## SUPPLIED INFORMATION
========================
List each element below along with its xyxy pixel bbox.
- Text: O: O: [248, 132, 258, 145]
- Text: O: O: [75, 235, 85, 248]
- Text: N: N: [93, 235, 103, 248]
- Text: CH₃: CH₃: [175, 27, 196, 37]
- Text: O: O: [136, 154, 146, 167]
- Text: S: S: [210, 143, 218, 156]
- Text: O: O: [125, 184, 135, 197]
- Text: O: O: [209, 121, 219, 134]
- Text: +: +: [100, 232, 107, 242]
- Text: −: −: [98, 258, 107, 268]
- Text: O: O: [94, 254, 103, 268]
========================
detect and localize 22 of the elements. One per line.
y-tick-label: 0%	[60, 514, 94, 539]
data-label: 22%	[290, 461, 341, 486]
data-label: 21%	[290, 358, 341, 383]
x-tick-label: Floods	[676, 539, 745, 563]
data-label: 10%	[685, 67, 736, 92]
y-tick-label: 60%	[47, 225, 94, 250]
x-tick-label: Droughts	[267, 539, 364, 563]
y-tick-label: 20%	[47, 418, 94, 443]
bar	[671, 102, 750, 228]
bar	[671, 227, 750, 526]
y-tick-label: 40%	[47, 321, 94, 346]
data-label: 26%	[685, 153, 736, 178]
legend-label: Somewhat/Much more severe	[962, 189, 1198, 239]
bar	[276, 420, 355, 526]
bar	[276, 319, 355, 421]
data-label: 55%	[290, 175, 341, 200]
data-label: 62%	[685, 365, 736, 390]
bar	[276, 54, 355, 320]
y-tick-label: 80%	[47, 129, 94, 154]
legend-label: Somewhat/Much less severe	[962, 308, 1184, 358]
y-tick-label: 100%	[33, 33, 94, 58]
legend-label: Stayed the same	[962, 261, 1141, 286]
========================
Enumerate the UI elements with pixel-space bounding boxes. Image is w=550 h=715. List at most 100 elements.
========================
## SET PROBLEM
Please swap "element" for "item" in the stretch from the line containing "List each element" through the line containing "- Text: O: O: [94, 254, 103, 268]", and return only those lines, leaving everything else unchanged.

## THE RESULT
List each item below along with its xyxy pixel bbox.
- Text: O: O: [248, 132, 258, 145]
- Text: O: O: [75, 235, 85, 248]
- Text: N: N: [93, 235, 103, 248]
- Text: CH₃: CH₃: [175, 27, 196, 37]
- Text: O: O: [136, 154, 146, 167]
- Text: S: S: [210, 143, 218, 156]
- Text: O: O: [125, 184, 135, 197]
- Text: O: O: [209, 121, 219, 134]
- Text: +: +: [100, 232, 107, 242]
- Text: −: −: [98, 258, 107, 268]
- Text: O: O: [94, 254, 103, 268]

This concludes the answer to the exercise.